▸ **Exercise task**
All the entries need to be quoted exactly, apart from the pictures, which you should drop.

▸ **Extracted data**
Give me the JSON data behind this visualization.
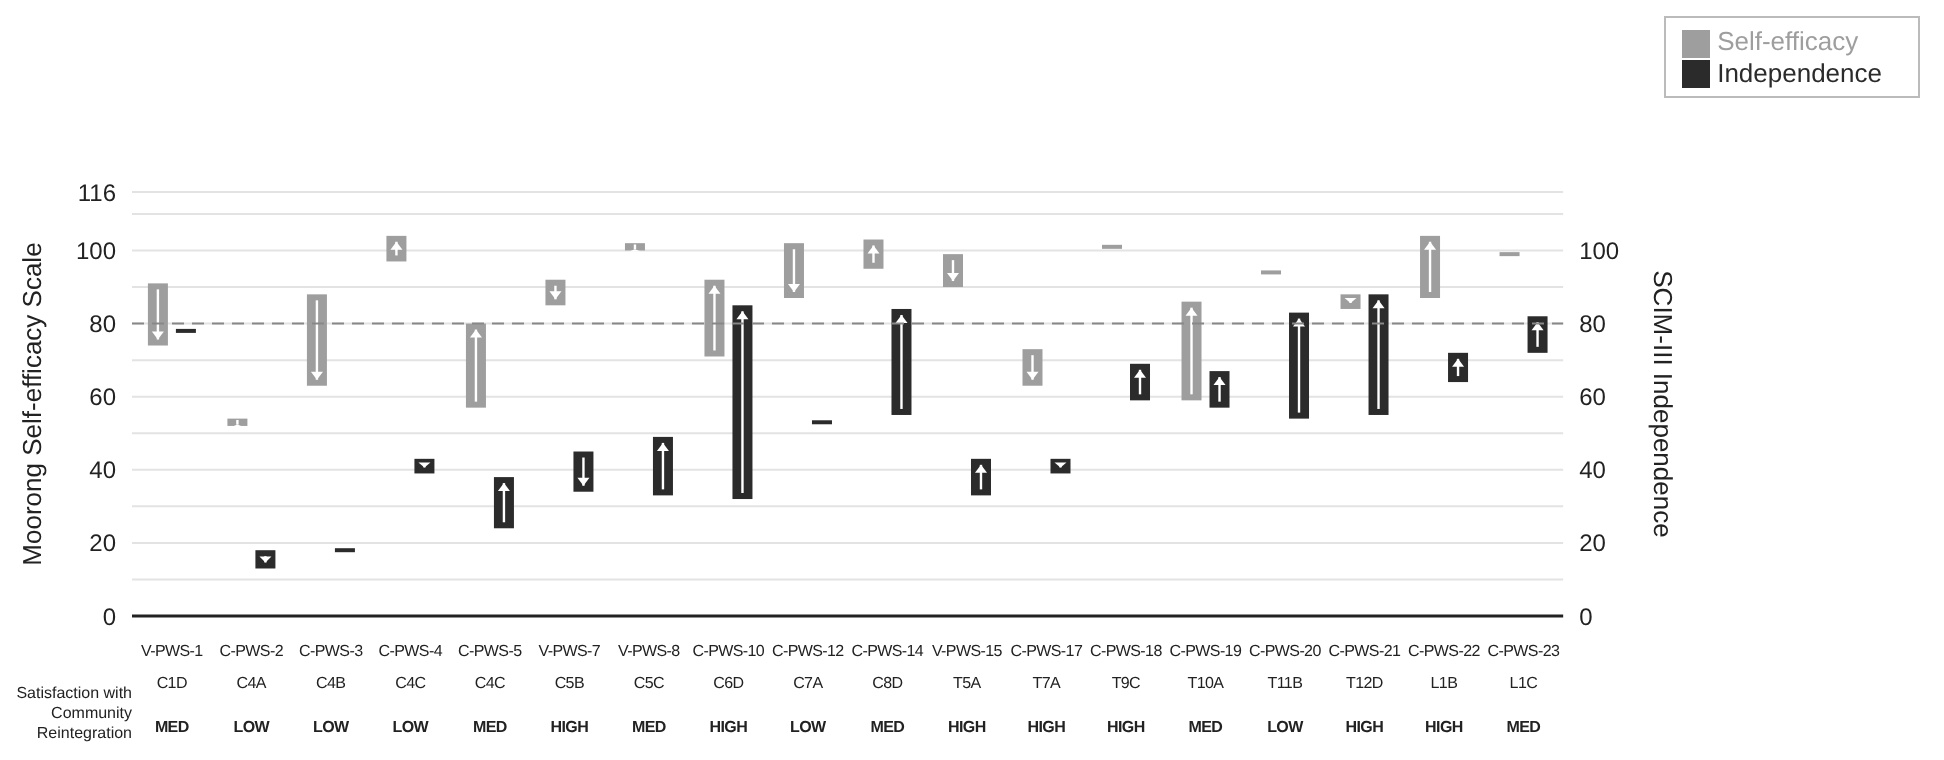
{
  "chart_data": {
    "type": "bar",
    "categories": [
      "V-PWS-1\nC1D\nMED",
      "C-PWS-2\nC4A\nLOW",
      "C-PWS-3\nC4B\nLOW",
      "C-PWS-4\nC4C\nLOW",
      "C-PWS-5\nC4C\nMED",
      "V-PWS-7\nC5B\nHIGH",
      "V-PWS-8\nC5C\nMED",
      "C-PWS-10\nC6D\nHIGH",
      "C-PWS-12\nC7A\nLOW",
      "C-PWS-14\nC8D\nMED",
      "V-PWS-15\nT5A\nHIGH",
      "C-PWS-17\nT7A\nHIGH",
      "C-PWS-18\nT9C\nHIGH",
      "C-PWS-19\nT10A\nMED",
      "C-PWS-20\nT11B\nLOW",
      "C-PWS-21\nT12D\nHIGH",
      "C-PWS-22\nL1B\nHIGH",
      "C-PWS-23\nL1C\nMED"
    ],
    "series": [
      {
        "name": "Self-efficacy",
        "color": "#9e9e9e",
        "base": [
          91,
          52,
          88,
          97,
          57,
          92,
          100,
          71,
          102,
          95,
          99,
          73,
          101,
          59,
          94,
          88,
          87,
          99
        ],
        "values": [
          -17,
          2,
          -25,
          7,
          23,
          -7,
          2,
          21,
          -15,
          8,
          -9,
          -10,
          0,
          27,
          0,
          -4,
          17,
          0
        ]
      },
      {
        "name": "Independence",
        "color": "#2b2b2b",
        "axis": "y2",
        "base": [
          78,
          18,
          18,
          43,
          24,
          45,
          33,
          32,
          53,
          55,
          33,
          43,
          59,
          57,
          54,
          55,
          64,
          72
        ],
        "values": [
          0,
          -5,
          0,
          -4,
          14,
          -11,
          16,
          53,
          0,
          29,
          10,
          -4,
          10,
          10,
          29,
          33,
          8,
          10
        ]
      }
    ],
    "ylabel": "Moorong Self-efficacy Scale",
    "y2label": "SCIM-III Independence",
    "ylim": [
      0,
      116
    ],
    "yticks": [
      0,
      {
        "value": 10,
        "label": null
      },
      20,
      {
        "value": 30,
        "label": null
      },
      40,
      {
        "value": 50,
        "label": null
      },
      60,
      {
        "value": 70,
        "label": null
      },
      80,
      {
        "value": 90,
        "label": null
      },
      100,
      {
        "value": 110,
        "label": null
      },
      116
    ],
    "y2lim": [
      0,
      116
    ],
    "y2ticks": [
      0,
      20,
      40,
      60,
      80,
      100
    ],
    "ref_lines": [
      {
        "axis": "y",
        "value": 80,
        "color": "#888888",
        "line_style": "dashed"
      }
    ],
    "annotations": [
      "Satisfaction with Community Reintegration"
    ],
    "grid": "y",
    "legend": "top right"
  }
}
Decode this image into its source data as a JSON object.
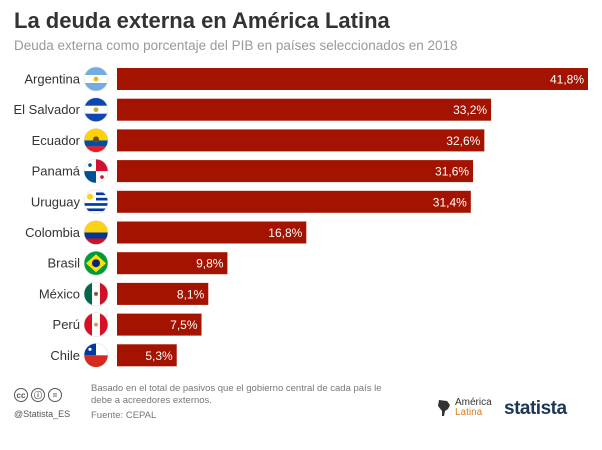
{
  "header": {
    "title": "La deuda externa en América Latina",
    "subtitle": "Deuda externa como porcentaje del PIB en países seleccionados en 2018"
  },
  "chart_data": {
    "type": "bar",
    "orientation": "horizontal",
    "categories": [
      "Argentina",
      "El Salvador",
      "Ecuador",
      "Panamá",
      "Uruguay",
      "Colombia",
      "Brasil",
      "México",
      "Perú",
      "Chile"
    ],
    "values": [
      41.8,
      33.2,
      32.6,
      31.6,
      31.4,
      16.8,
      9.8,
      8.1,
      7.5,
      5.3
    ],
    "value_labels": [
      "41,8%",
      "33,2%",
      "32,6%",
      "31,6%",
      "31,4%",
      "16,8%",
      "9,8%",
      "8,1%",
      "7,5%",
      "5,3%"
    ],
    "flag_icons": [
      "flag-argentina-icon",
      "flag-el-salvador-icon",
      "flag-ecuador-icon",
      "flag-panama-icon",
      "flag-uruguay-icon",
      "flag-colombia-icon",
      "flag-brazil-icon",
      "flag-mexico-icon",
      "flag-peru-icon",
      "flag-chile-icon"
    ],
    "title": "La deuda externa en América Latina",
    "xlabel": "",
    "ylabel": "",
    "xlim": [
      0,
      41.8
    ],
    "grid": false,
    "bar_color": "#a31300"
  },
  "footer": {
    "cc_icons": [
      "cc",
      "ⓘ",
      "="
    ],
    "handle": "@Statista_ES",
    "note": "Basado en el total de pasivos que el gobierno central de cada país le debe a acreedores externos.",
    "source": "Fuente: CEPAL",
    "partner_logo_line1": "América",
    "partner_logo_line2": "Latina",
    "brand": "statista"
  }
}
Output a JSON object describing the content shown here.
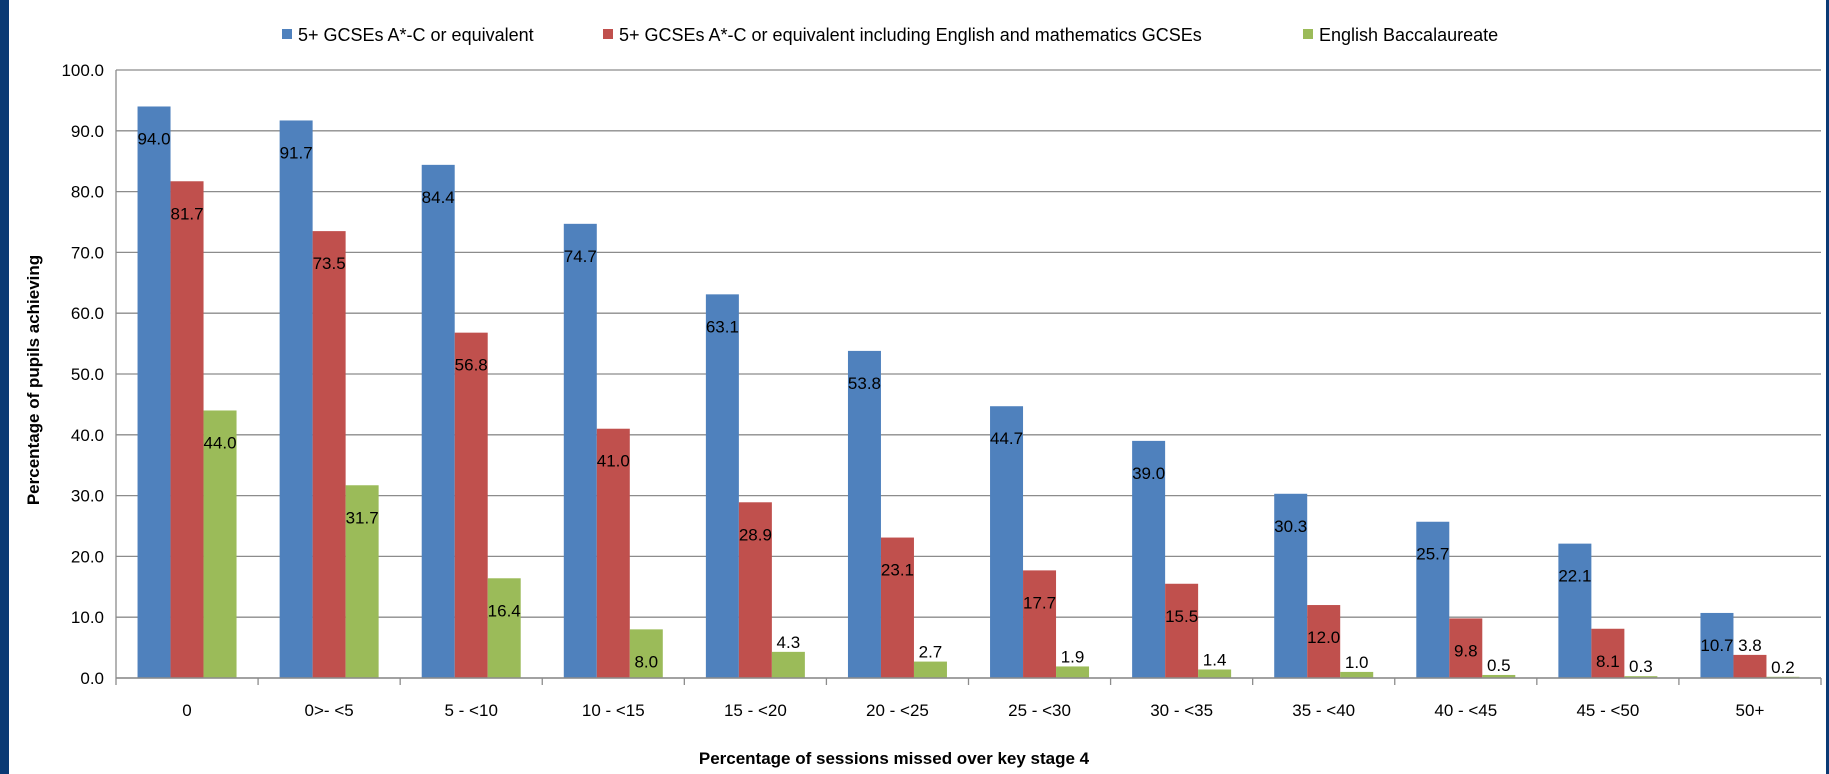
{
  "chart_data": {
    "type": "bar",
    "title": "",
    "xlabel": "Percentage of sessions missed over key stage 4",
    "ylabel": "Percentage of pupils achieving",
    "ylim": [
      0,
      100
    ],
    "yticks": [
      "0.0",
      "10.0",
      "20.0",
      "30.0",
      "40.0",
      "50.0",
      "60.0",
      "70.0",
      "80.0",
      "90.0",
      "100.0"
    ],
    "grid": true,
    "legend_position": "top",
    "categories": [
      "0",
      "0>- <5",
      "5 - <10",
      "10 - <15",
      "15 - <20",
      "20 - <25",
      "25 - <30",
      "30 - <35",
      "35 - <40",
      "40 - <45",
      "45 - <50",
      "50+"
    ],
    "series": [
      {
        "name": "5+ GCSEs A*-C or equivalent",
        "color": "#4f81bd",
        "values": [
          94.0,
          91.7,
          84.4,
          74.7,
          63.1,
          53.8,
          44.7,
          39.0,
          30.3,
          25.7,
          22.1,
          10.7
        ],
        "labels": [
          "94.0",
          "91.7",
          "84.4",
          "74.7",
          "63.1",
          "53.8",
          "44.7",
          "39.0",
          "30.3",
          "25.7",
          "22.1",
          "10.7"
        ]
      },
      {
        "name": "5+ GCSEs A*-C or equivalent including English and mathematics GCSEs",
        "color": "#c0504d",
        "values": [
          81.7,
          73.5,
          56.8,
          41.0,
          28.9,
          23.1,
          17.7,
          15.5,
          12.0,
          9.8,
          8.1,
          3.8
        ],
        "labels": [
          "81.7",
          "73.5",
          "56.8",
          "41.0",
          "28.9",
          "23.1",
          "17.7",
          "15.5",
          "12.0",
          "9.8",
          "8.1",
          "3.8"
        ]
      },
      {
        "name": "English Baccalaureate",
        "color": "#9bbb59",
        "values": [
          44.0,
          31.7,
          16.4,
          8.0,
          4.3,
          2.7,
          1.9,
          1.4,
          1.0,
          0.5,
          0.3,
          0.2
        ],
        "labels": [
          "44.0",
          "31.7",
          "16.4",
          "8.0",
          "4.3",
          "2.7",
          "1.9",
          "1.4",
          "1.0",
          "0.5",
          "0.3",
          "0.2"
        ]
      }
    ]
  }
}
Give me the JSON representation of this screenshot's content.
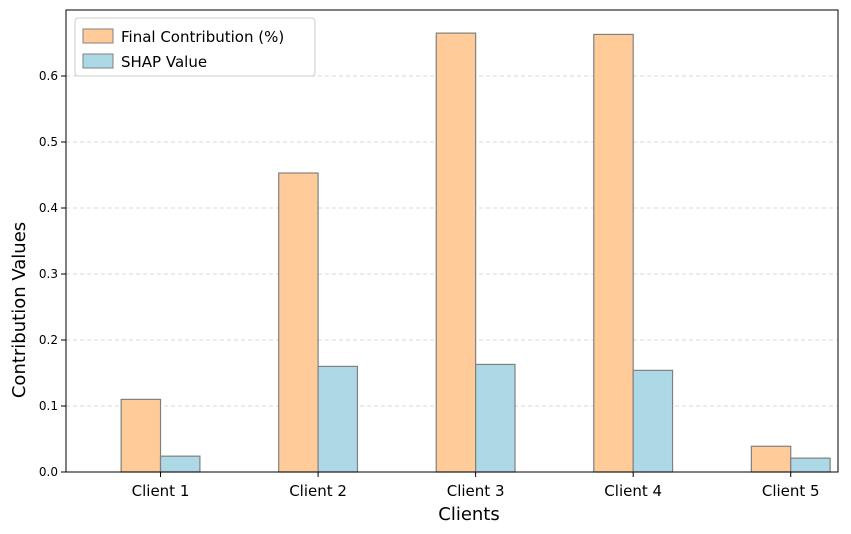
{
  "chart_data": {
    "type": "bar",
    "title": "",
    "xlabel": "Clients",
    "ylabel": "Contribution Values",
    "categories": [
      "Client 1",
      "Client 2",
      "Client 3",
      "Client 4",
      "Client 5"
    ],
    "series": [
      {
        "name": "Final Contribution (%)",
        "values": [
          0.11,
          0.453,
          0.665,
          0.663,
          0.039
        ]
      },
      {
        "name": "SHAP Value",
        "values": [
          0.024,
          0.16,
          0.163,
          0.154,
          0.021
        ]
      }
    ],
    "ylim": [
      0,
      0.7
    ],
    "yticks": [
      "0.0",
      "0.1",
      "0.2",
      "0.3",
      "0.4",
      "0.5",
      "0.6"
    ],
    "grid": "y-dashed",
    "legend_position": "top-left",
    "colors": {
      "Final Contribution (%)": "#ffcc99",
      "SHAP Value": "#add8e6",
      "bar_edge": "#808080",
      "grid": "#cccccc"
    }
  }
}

▸ **Exercise output**
Give me the JSON data behind this visualization.
{
  "chart_data": {
    "type": "bar",
    "categories": [
      "V-PWS-1\nC1D\nMED",
      "C-PWS-2\nC4A\nLOW",
      "C-PWS-3\nC4B\nLOW",
      "C-PWS-4\nC4C\nLOW",
      "C-PWS-5\nC4C\nMED",
      "V-PWS-7\nC5B\nHIGH",
      "V-PWS-8\nC5C\nMED",
      "C-PWS-10\nC6D\nHIGH",
      "C-PWS-12\nC7A\nLOW",
      "C-PWS-14\nC8D\nMED",
      "V-PWS-15\nT5A\nHIGH",
      "C-PWS-17\nT7A\nHIGH",
      "C-PWS-18\nT9C\nHIGH",
      "C-PWS-19\nT10A\nMED",
      "C-PWS-20\nT11B\nLOW",
      "C-PWS-21\nT12D\nHIGH",
      "C-PWS-22\nL1B\nHIGH",
      "C-PWS-23\nL1C\nMED"
    ],
    "series": [
      {
        "name": "Self-efficacy",
        "color": "#9e9e9e",
        "base": [
          91,
          52,
          88,
          97,
          57,
          92,
          100,
          71,
          102,
          95,
          99,
          73,
          101,
          59,
          94,
          88,
          87,
          99
        ],
        "values": [
          -17,
          2,
          -25,
          7,
          23,
          -7,
          2,
          21,
          -15,
          8,
          -9,
          -10,
          0,
          27,
          0,
          -4,
          17,
          0
        ]
      },
      {
        "name": "Independence",
        "color": "#2b2b2b",
        "axis": "y2",
        "base": [
          78,
          18,
          18,
          43,
          24,
          45,
          33,
          32,
          53,
          55,
          33,
          43,
          59,
          57,
          54,
          55,
          64,
          72
        ],
        "values": [
          0,
          -5,
          0,
          -4,
          14,
          -11,
          16,
          53,
          0,
          29,
          10,
          -4,
          10,
          10,
          29,
          33,
          8,
          10
        ]
      }
    ],
    "ylabel": "Moorong Self-efficacy Scale",
    "y2label": "SCIM-III Independence",
    "ylim": [
      0,
      116
    ],
    "yticks": [
      0,
      {
        "value": 10,
        "label": null
      },
      20,
      {
        "value": 30,
        "label": null
      },
      40,
      {
        "value": 50,
        "label": null
      },
      60,
      {
        "value": 70,
        "label": null
      },
      80,
      {
        "value": 90,
        "label": null
      },
      100,
      {
        "value": 110,
        "label": null
      },
      116
    ],
    "y2lim": [
      0,
      116
    ],
    "y2ticks": [
      0,
      20,
      40,
      60,
      80,
      100
    ],
    "ref_lines": [
      {
        "axis": "y",
        "value": 80,
        "color": "#888888",
        "line_style": "dashed"
      }
    ],
    "annotations": [
      "Satisfaction with Community Reintegration"
    ],
    "grid": "y",
    "legend": "top right"
  }
}
Decode this image into its source data as a JSON object.
{
  "header": {
    "title": "La deuda externa en América Latina",
    "subtitle": "Deuda externa como porcentaje del PIB en países seleccionados en 2018"
  },
  "chart_data": {
    "type": "bar",
    "orientation": "horizontal",
    "categories": [
      "Argentina",
      "El Salvador",
      "Ecuador",
      "Panamá",
      "Uruguay",
      "Colombia",
      "Brasil",
      "México",
      "Perú",
      "Chile"
    ],
    "values": [
      41.8,
      33.2,
      32.6,
      31.6,
      31.4,
      16.8,
      9.8,
      8.1,
      7.5,
      5.3
    ],
    "value_labels": [
      "41,8%",
      "33,2%",
      "32,6%",
      "31,6%",
      "31,4%",
      "16,8%",
      "9,8%",
      "8,1%",
      "7,5%",
      "5,3%"
    ],
    "flag_icons": [
      "flag-argentina-icon",
      "flag-el-salvador-icon",
      "flag-ecuador-icon",
      "flag-panama-icon",
      "flag-uruguay-icon",
      "flag-colombia-icon",
      "flag-brazil-icon",
      "flag-mexico-icon",
      "flag-peru-icon",
      "flag-chile-icon"
    ],
    "title": "La deuda externa en América Latina",
    "xlabel": "",
    "ylabel": "",
    "xlim": [
      0,
      41.8
    ],
    "grid": false,
    "bar_color": "#a31300"
  },
  "footer": {
    "cc_icons": [
      "cc",
      "ⓘ",
      "="
    ],
    "handle": "@Statista_ES",
    "note": "Basado en el total de pasivos que el gobierno central de cada país le debe a acreedores externos.",
    "source": "Fuente: CEPAL",
    "partner_logo_line1": "América",
    "partner_logo_line2": "Latina",
    "brand": "statista"
  }
}
Output a JSON object describing the content shown here.
{
  "chart_data": {
    "type": "bar",
    "title": "",
    "xlabel": "Percentage of sessions missed over key stage 4",
    "ylabel": "Percentage of pupils achieving",
    "ylim": [
      0,
      100
    ],
    "yticks": [
      "0.0",
      "10.0",
      "20.0",
      "30.0",
      "40.0",
      "50.0",
      "60.0",
      "70.0",
      "80.0",
      "90.0",
      "100.0"
    ],
    "grid": true,
    "legend_position": "top",
    "categories": [
      "0",
      "0>- <5",
      "5 - <10",
      "10 - <15",
      "15 - <20",
      "20 - <25",
      "25 - <30",
      "30 - <35",
      "35 - <40",
      "40 - <45",
      "45 - <50",
      "50+"
    ],
    "series": [
      {
        "name": "5+ GCSEs A*-C or equivalent",
        "color": "#4f81bd",
        "values": [
          94.0,
          91.7,
          84.4,
          74.7,
          63.1,
          53.8,
          44.7,
          39.0,
          30.3,
          25.7,
          22.1,
          10.7
        ],
        "labels": [
          "94.0",
          "91.7",
          "84.4",
          "74.7",
          "63.1",
          "53.8",
          "44.7",
          "39.0",
          "30.3",
          "25.7",
          "22.1",
          "10.7"
        ]
      },
      {
        "name": "5+ GCSEs A*-C or equivalent including English and mathematics GCSEs",
        "color": "#c0504d",
        "values": [
          81.7,
          73.5,
          56.8,
          41.0,
          28.9,
          23.1,
          17.7,
          15.5,
          12.0,
          9.8,
          8.1,
          3.8
        ],
        "labels": [
          "81.7",
          "73.5",
          "56.8",
          "41.0",
          "28.9",
          "23.1",
          "17.7",
          "15.5",
          "12.0",
          "9.8",
          "8.1",
          "3.8"
        ]
      },
      {
        "name": "English Baccalaureate",
        "color": "#9bbb59",
        "values": [
          44.0,
          31.7,
          16.4,
          8.0,
          4.3,
          2.7,
          1.9,
          1.4,
          1.0,
          0.5,
          0.3,
          0.2
        ],
        "labels": [
          "44.0",
          "31.7",
          "16.4",
          "8.0",
          "4.3",
          "2.7",
          "1.9",
          "1.4",
          "1.0",
          "0.5",
          "0.3",
          "0.2"
        ]
      }
    ]
  }
}
Give me the JSON representation of this screenshot's content.
{
  "chart_data": {
    "type": "bar",
    "title": "",
    "xlabel": "Clients",
    "ylabel": "Contribution Values",
    "categories": [
      "Client 1",
      "Client 2",
      "Client 3",
      "Client 4",
      "Client 5"
    ],
    "series": [
      {
        "name": "Final Contribution (%)",
        "values": [
          0.11,
          0.453,
          0.665,
          0.663,
          0.039
        ]
      },
      {
        "name": "SHAP Value",
        "values": [
          0.024,
          0.16,
          0.163,
          0.154,
          0.021
        ]
      }
    ],
    "ylim": [
      0,
      0.7
    ],
    "yticks": [
      "0.0",
      "0.1",
      "0.2",
      "0.3",
      "0.4",
      "0.5",
      "0.6"
    ],
    "grid": "y-dashed",
    "legend_position": "top-left",
    "colors": {
      "Final Contribution (%)": "#ffcc99",
      "SHAP Value": "#add8e6",
      "bar_edge": "#808080",
      "grid": "#cccccc"
    }
  }
}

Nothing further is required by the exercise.